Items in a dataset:
____________

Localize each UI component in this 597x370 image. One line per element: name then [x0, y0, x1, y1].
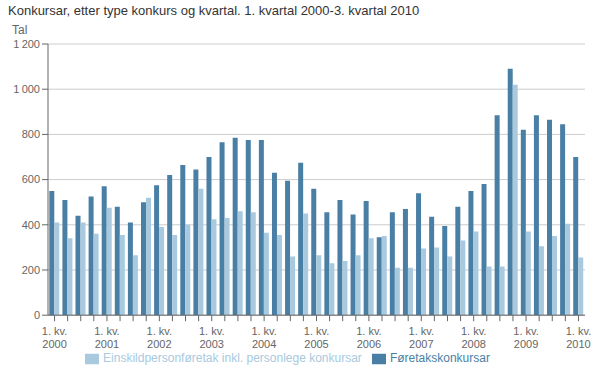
- svg-text:0: 0: [34, 309, 40, 321]
- html-text:Tal: Tal: [12, 23, 28, 37]
- svg-text:1 000: 1 000: [13, 83, 40, 95]
- html-text:Einskildpersonføretak inkl. pe: Einskildpersonføretak inkl. personlege k…: [103, 351, 362, 366]
- svg-text:1. kv.2001: 1. kv.2001: [94, 325, 119, 350]
- svg-text:1. kv.2006: 1. kv.2006: [356, 325, 381, 350]
- svg-text:200: 200: [22, 264, 40, 276]
- svg-text:1 200: 1 200: [13, 38, 40, 50]
- html-text:Føretakskonkursar: Føretakskonkursar: [389, 351, 490, 366]
- svg-text:1. kv.2005: 1. kv.2005: [304, 325, 329, 350]
- svg-text:1. kv.2010: 1. kv.2010: [566, 325, 589, 350]
- svg-text:600: 600: [22, 173, 40, 185]
- svg-text:1. kv.2000: 1. kv.2000: [42, 325, 67, 350]
- svg-text:1. kv.2008: 1. kv.2008: [461, 325, 486, 350]
- svg-text:1. kv.2007: 1. kv.2007: [409, 325, 434, 350]
- svg-text:1. kv.2009: 1. kv.2009: [513, 325, 538, 350]
- html-text:Konkursar, etter type konkurs: Konkursar, etter type konkurs og kvartal…: [8, 3, 420, 18]
- svg-text:400: 400: [22, 219, 40, 231]
- svg-text:1. kv.2003: 1. kv.2003: [199, 325, 224, 350]
- svg-text:1. kv.2002: 1. kv.2002: [147, 325, 172, 350]
- svg-text:800: 800: [22, 128, 40, 140]
- svg-text:1. kv.2004: 1. kv.2004: [251, 325, 276, 350]
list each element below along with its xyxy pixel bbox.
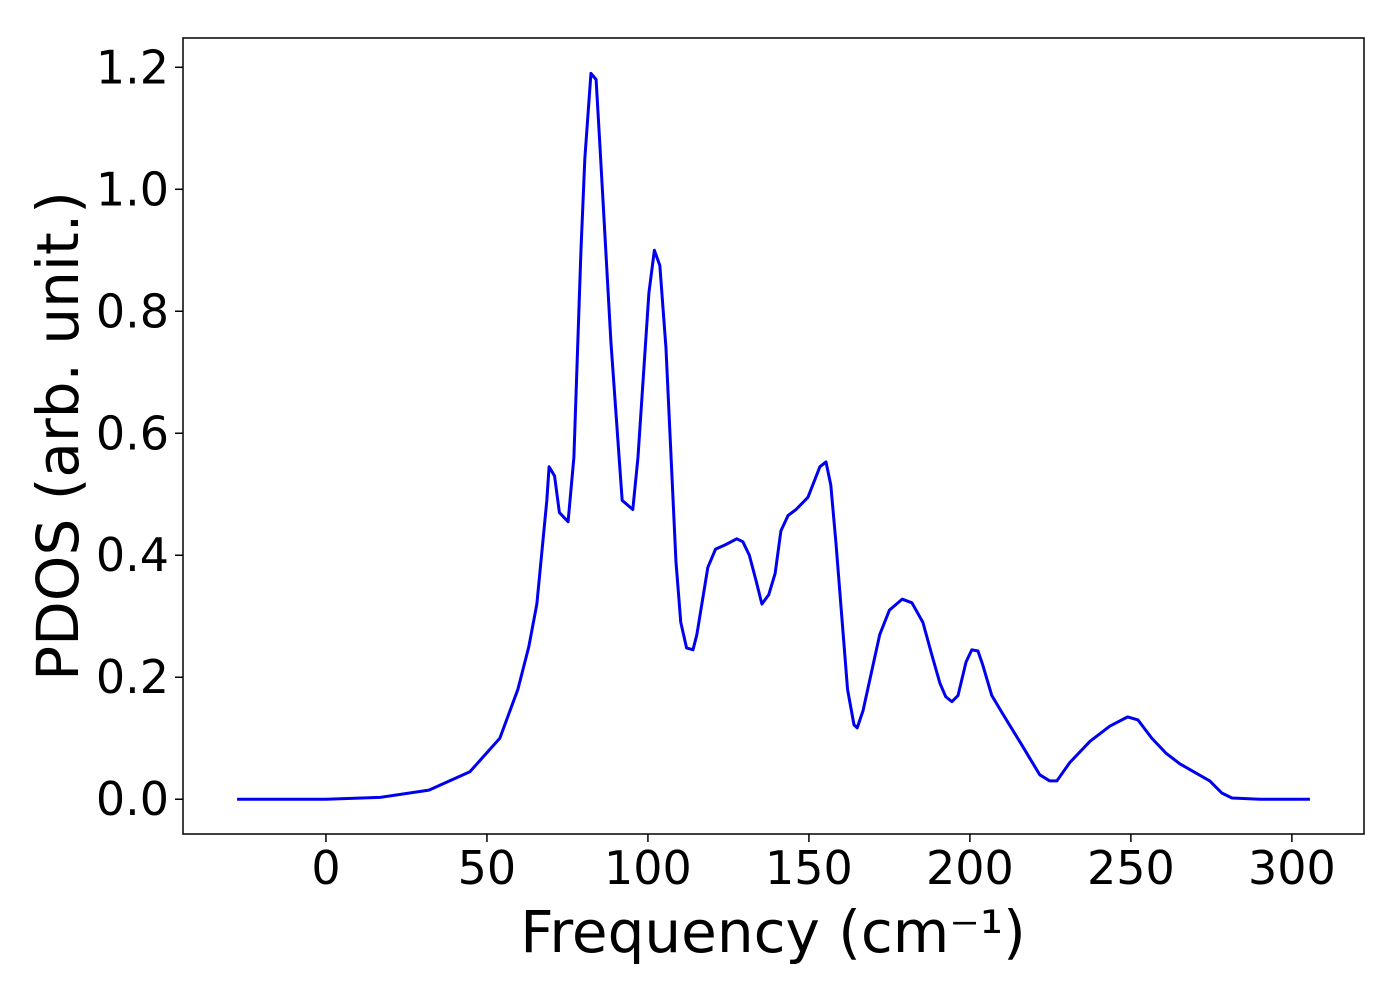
y-axis-label: PDOS (arb. unit.) — [24, 191, 92, 681]
y-tick-label: 0.8 — [96, 284, 169, 338]
x-tick-label: 50 — [458, 841, 517, 895]
y-tick-label: 1.0 — [96, 162, 169, 216]
x-axis-label: Frequency (cm⁻¹) — [520, 898, 1026, 966]
plot-frame — [182, 37, 1365, 835]
x-tick-label: 250 — [1087, 841, 1175, 895]
x-tick-label: 0 — [311, 841, 340, 895]
data-line — [237, 71, 1310, 801]
y-tick-label: 0.0 — [96, 772, 169, 826]
x-tick-label: 300 — [1248, 841, 1336, 895]
y-tick-label: 0.6 — [96, 406, 169, 460]
x-tick-label: 100 — [604, 841, 692, 895]
y-tick-label: 0.2 — [96, 650, 169, 704]
y-tick-label: 0.4 — [96, 528, 169, 582]
x-tick-label: 150 — [765, 841, 853, 895]
y-tick-label: 1.2 — [96, 40, 169, 94]
x-tick-label: 200 — [926, 841, 1014, 895]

____________

▶ _CHALLENGE_
Reproduce the items above verbatim, beginning at the line that contains "y-axis-label: PDOS (arb." and continuing through the final line of the items.

▶ _RESPONSE TO THIS EXERCISE_
y-axis-label: PDOS (arb. unit.) — [24, 191, 92, 681]
y-tick-label: 0.8 — [96, 284, 169, 338]
x-tick-label: 50 — [458, 841, 517, 895]
y-tick-label: 1.0 — [96, 162, 169, 216]
x-axis-label: Frequency (cm⁻¹) — [520, 898, 1026, 966]
plot-frame — [182, 37, 1365, 835]
x-tick-label: 250 — [1087, 841, 1175, 895]
x-tick-label: 0 — [311, 841, 340, 895]
data-line — [237, 71, 1310, 801]
y-tick-label: 0.0 — [96, 772, 169, 826]
x-tick-label: 300 — [1248, 841, 1336, 895]
y-tick-label: 0.6 — [96, 406, 169, 460]
x-tick-label: 100 — [604, 841, 692, 895]
y-tick-label: 0.2 — [96, 650, 169, 704]
y-tick-label: 0.4 — [96, 528, 169, 582]
x-tick-label: 150 — [765, 841, 853, 895]
y-tick-label: 1.2 — [96, 40, 169, 94]
x-tick-label: 200 — [926, 841, 1014, 895]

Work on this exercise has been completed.